- REQUIRED TASK -
Produce an exact copy of the lines from the line containing "Extract all readable text from this page." through the last line of the listing below, both ends included, and nothing else.
--- BEGIN ---
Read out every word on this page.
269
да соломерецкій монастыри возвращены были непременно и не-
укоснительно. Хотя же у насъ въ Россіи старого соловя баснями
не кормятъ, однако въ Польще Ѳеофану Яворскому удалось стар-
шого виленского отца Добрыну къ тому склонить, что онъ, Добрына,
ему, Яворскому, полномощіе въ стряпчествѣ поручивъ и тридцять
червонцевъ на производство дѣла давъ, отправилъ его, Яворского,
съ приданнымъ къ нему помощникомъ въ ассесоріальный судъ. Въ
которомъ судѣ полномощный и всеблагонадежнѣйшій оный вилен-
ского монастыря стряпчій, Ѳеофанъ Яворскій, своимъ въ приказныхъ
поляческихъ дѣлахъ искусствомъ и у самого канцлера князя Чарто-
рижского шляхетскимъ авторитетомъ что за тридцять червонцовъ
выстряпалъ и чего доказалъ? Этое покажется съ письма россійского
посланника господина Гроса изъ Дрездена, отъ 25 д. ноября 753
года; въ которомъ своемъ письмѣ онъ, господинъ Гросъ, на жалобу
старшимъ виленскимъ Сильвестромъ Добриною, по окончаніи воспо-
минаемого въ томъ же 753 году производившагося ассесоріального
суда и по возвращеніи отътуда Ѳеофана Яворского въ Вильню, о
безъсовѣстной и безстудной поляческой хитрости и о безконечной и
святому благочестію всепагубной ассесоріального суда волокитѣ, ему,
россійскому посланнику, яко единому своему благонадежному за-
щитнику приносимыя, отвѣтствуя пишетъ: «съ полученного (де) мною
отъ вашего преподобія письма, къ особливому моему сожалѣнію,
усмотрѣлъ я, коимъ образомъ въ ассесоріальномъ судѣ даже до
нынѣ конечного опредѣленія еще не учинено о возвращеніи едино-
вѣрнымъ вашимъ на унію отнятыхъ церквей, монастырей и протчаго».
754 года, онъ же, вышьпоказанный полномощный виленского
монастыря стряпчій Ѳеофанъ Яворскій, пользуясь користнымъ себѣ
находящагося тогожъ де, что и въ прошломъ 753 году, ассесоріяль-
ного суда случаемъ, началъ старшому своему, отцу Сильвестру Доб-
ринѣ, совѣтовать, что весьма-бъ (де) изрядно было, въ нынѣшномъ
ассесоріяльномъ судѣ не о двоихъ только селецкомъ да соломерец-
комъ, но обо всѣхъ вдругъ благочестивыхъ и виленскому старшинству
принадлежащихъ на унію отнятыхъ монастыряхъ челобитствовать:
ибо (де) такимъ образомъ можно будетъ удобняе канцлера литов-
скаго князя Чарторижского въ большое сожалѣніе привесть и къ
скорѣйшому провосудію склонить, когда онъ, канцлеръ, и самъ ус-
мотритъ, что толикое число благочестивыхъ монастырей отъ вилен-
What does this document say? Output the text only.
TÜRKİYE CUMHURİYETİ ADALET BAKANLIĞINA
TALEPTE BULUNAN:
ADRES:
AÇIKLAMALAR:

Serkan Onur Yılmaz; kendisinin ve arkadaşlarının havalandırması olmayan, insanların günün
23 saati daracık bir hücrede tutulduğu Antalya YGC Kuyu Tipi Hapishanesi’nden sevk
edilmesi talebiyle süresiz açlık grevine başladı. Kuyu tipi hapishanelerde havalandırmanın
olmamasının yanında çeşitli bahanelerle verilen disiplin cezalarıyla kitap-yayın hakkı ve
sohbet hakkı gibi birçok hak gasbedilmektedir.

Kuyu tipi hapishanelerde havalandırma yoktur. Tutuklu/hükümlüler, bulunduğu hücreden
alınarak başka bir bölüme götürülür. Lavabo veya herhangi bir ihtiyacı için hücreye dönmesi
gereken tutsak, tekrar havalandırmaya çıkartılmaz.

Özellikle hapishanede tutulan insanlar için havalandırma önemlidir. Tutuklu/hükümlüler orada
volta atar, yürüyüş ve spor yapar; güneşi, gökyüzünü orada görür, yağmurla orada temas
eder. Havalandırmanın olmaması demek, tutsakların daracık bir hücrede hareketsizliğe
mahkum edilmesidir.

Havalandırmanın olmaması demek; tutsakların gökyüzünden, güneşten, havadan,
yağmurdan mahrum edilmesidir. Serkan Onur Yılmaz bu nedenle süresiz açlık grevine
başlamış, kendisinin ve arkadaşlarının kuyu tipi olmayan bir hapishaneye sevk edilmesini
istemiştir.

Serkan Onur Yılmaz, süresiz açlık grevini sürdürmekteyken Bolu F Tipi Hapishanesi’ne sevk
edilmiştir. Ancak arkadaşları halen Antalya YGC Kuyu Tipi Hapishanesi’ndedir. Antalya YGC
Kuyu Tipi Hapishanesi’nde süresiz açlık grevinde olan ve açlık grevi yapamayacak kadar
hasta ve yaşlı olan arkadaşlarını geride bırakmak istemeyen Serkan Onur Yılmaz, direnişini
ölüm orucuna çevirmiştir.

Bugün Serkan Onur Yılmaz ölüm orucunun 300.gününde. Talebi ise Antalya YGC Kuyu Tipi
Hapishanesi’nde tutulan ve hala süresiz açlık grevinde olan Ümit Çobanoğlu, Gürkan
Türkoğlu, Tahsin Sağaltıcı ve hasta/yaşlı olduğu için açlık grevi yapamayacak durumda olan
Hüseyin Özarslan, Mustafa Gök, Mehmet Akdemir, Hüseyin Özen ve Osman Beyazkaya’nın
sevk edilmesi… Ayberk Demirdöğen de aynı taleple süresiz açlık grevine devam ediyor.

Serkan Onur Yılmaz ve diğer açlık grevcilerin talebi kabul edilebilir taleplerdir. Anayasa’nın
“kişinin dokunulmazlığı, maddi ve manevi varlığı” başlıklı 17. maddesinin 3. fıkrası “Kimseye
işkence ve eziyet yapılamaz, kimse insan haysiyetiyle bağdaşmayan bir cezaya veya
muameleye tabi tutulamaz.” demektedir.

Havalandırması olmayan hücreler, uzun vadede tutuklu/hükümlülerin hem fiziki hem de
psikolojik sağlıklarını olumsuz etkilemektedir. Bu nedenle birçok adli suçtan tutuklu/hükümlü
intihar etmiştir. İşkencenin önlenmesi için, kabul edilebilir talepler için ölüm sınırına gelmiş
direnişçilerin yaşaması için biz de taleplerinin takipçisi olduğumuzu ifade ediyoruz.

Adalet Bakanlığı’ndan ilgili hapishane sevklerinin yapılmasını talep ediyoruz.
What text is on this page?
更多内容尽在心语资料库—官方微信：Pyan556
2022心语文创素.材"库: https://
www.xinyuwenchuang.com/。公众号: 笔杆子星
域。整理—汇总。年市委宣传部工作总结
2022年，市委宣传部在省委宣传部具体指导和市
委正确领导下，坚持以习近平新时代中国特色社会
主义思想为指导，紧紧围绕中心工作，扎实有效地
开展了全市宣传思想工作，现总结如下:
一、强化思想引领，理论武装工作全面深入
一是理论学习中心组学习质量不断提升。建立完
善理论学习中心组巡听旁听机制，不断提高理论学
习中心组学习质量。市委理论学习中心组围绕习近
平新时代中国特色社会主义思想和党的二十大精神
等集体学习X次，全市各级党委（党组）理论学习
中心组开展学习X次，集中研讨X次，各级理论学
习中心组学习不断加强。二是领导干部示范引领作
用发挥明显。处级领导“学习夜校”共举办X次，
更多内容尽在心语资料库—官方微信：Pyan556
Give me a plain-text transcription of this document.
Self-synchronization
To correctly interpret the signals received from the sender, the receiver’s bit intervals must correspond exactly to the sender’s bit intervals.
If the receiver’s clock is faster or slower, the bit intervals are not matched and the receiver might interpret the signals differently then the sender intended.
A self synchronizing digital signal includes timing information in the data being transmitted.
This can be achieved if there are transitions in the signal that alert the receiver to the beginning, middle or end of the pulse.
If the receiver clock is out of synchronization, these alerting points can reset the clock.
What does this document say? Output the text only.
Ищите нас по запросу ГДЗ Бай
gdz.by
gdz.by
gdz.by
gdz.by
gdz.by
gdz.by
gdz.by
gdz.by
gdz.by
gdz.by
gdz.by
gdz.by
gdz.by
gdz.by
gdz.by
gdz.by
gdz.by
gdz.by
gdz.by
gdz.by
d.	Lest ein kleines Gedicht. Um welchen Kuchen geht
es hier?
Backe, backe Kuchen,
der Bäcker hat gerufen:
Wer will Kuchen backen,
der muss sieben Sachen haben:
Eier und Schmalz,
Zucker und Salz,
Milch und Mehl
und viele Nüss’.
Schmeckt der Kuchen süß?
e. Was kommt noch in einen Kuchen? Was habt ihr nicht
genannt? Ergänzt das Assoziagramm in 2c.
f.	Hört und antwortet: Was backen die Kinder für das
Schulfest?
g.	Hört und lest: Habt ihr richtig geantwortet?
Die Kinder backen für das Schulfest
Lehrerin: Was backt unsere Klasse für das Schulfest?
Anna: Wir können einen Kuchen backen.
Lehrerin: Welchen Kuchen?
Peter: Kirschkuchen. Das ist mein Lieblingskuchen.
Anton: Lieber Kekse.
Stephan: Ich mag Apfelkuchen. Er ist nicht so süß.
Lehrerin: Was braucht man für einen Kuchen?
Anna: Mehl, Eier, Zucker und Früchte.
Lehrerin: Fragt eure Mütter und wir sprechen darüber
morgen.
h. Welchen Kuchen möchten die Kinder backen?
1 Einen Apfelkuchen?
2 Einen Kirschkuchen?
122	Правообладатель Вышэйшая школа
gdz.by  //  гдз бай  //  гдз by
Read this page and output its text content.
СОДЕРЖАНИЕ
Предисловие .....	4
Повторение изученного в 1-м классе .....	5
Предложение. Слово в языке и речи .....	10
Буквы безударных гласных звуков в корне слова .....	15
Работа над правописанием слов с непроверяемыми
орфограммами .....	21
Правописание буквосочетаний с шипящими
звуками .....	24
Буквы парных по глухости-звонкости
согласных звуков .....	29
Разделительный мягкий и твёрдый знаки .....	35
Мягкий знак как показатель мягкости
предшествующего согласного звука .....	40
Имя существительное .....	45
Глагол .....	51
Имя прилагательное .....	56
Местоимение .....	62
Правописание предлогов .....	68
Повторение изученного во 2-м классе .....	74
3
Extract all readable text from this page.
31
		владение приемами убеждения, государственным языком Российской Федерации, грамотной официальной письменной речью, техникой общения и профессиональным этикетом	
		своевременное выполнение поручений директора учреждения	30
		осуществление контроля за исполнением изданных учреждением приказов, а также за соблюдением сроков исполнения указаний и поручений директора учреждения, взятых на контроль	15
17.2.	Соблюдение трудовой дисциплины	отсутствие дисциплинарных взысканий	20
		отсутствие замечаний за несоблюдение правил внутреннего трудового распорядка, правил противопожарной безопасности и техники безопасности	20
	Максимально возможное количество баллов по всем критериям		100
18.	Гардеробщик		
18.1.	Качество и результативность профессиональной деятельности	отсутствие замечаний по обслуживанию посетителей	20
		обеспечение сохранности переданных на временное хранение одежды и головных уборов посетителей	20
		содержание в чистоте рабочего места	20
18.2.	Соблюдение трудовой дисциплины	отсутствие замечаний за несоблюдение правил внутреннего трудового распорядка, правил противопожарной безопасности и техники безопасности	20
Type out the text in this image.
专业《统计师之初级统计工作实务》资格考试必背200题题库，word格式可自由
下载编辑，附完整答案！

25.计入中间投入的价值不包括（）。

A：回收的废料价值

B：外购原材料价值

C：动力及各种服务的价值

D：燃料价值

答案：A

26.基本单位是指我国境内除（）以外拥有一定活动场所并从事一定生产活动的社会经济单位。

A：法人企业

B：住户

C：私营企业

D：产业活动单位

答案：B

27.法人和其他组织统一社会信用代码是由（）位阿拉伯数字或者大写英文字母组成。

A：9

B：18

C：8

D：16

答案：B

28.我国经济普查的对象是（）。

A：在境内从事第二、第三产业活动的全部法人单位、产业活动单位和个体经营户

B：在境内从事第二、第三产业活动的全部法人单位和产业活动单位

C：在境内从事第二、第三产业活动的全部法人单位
--- END ---
- SOLUTION TO THIS EXERCISE -
Extract all readable text from this page.
31
		владение приемами убеждения, государственным языком Российской Федерации, грамотной официальной письменной речью, техникой общения и профессиональным этикетом	
		своевременное выполнение поручений директора учреждения	30
		осуществление контроля за исполнением изданных учреждением приказов, а также за соблюдением сроков исполнения указаний и поручений директора учреждения, взятых на контроль	15
17.2.	Соблюдение трудовой дисциплины	отсутствие дисциплинарных взысканий	20
		отсутствие замечаний за несоблюдение правил внутреннего трудового распорядка, правил противопожарной безопасности и техники безопасности	20
	Максимально возможное количество баллов по всем критериям		100
18.	Гардеробщик		
18.1.	Качество и результативность профессиональной деятельности	отсутствие замечаний по обслуживанию посетителей	20
		обеспечение сохранности переданных на временное хранение одежды и головных уборов посетителей	20
		содержание в чистоте рабочего места	20
18.2.	Соблюдение трудовой дисциплины	отсутствие замечаний за несоблюдение правил внутреннего трудового распорядка, правил противопожарной безопасности и техники безопасности	20
Type out the text in this image.
专业《统计师之初级统计工作实务》资格考试必背200题题库，word格式可自由
下载编辑，附完整答案！

25.计入中间投入的价值不包括（）。

A：回收的废料价值

B：外购原材料价值

C：动力及各种服务的价值

D：燃料价值

答案：A

26.基本单位是指我国境内除（）以外拥有一定活动场所并从事一定生产活动的社会经济单位。

A：法人企业

B：住户

C：私营企业

D：产业活动单位

答案：B

27.法人和其他组织统一社会信用代码是由（）位阿拉伯数字或者大写英文字母组成。

A：9

B：18

C：8

D：16

答案：B

28.我国经济普查的对象是（）。

A：在境内从事第二、第三产业活动的全部法人单位、产业活动单位和个体经营户

B：在境内从事第二、第三产业活动的全部法人单位和产业活动单位

C：在境内从事第二、第三产业活动的全部法人单位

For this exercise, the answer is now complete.